***** EXTRACT
Ignore Political And Economic Forecasts: Mind Your Owned Businesses


In his Berkshire Hathaway 1994 annual report Warren Buffett said ignore political and economic forecasts. I considered this one of the more profound pieces of investment advice and wisdom that I ever came across.  It has been my opinion prior to and since I read this advice that investors spend way too much time and energy worrying about things that really don’t – and shouldn’t – matter.  I have learned that it is futile to attempt to predict future political, economic or market directions and magnitudes.  Nevertheless, most investors seem almost obsessed with trying to do it.

Additionally, it is my humble opinion that investors also place too much importance on evaluating their portfolios based solely on what the current market price shows.  Market value is only one of many ways to evaluate how your portfolio is performing.  Furthermore, I believe that most of the other ways are more important.  Current market value and the intrinsic value of your portfolios are often quite different.  To my way of thinking, current market value tells you more about your current liquidity than it does the true value of what you own.

Stated differently, market value often either overstates or understates the true value of the businesses that you own.  Consequently, I consider it significantly more important and intelligent to assess the value of your businesses based on sound principles of business, economics and accounting (fundamental values).  Therefore, by knowing the true worth of your holdings, you can make more intelligent decisions as to whether you should be buying more, selling, or holding in relation to the market value.  To clarify, I do not believe in paying more for a business than it is worth, nor do I believe in selling a business for less than it’s worth.  Current market price rarely gives me the whole picture.

In addition to market price and the associated volatility, I also prefer to consider the operating results, which include the growth of earnings, cash flows and dividends.  To clarify, if earnings and dividends are growing and market price is inexplicably falling, I see this as a bargain.  On the other hand, if I see market values excessively high and fundamentals do not justify the lofty levels, I see risk and potential loss.  To summarize, I trust fundamentals more than I do emotionally-charged market behavior.

Nevertheless, the vast majority of investors that I have talked to see only the bottom line with little consideration, regard or concern about how well their businesses are performing.  Consequently, they tend to be inclined to want to sell when they should buy – and vice versa.  Additionally, most investors tend to worry about macroeconomic forecasts that are for the most part unpredictable, and rarely turn out to be accurate.

This is a soapbox that I have been standing on for many years (actually decades) with little success.  However, I consider it extremely important and therefore will never tire of singing the song of prudence and fundamental valuations.  In August 2011, I authored an article discussing these very issues.  With this article I am revisiting the message I delivered in 2011.  It’s important to recognize that this was a period of time where investors were still traumatized by the great recession of 2008.  The markets and the fundamentals were behaving quite positively, but investors were having trouble believing that the future could possibly be bright.  Yet, despite all these concerns, stock market performance since the spring of 2009 has been one of the best on record.
**********
***** DATASET ENTRIES
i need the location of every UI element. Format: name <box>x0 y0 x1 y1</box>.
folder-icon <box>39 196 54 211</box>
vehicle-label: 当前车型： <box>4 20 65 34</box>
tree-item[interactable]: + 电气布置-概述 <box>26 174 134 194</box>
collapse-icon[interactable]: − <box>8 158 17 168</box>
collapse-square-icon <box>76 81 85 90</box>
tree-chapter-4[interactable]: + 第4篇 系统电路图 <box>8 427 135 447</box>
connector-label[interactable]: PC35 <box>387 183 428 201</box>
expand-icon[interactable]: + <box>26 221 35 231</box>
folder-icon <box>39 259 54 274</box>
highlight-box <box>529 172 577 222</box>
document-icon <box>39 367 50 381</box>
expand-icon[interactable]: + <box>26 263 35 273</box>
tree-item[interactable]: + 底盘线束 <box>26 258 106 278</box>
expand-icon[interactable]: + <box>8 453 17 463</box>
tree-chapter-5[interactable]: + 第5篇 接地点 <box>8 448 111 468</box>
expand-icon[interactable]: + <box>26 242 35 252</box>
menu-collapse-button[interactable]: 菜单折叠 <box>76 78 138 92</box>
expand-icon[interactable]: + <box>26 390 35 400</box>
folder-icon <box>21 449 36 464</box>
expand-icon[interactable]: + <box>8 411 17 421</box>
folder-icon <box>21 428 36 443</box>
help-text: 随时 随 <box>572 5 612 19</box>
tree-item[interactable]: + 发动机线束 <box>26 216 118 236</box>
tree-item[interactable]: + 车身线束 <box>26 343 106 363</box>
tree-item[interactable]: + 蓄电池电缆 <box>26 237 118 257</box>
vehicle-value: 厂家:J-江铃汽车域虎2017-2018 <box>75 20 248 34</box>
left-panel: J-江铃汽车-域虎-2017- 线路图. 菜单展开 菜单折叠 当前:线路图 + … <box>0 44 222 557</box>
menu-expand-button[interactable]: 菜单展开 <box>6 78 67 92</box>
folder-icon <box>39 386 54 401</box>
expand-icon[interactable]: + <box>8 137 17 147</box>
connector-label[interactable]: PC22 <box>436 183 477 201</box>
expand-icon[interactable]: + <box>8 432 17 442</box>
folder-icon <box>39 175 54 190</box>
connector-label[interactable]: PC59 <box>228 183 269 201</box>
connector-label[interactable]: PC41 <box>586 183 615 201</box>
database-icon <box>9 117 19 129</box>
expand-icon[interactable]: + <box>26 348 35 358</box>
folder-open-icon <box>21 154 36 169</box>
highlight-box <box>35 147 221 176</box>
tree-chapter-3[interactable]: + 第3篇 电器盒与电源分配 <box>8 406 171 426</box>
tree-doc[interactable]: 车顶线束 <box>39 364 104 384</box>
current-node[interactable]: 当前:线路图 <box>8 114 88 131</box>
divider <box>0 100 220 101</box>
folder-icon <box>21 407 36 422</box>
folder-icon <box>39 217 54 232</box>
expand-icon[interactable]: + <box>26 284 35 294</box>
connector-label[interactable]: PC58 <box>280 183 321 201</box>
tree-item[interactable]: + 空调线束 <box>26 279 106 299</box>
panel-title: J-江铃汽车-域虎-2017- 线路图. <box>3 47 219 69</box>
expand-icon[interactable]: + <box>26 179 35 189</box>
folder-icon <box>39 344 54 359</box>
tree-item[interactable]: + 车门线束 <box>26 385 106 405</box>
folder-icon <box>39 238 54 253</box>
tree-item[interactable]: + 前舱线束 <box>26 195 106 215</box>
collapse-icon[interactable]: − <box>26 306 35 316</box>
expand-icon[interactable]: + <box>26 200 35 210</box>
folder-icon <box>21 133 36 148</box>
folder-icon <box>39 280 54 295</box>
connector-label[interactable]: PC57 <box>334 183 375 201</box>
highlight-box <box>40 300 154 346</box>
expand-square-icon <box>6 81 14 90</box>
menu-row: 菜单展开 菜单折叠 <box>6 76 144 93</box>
**********
Pick up the essay on ignoring political and economic forecasts after its final sentence and carry it forward in the same voice.

My Original Article Posted on 2011-08-10 With Edits and Updates Included

There’s certainly no shortage of pundits, prognosticators and even self-proclaimed prophets ready and willing to bombard us with dire forecasts about our future.  We get a day in the market like Monday, August 8, 2011, and “Chicken Little” shows up everywhere to include radio, television, newspapers, magazines and the Internet.  Yet somehow, we survive it all.  But no matter how often our so-called experts get it wrong, they remain steadfast in their desire to forecast our doom with their gloom.

It’s been more than 40 years ago when I first entered the investment business that many friends and family admonished me to reconsider my career path.  Their reasoning was simple.  There is simply no possible way that the US economy could survive and prosper under the weight of our enormous national debt.  In 1970, the year I entered the business, our national debt sat somewhere between $370 and $380 billion.  Of course, today our national debt hovers somewhere around $13 trillion and growing.

Before I go any farther, I want to clarify one important matter.  Nothing I’ve already written or am about to write is meant to trivialize our serious national debt issue.  The amount of debt that our government has piled up in the last 40-plus years is egregious and needs to be addressed.  On the other hand, a great motivating factor for authoring this article is to attempt to separate government and the economy.

From my perspective, I clearly see government as a major expense item on our economic profit and loss statement.  However, I reject the notion that the government either runs the economy or is responsible for its health.  Would it not be true, that if our government ran our economy, that we would be at best a socialistic state, or at worst a communistic state.  But in truth, we are a democracy, and our economy is one built on free enterprise and consequently is market driven.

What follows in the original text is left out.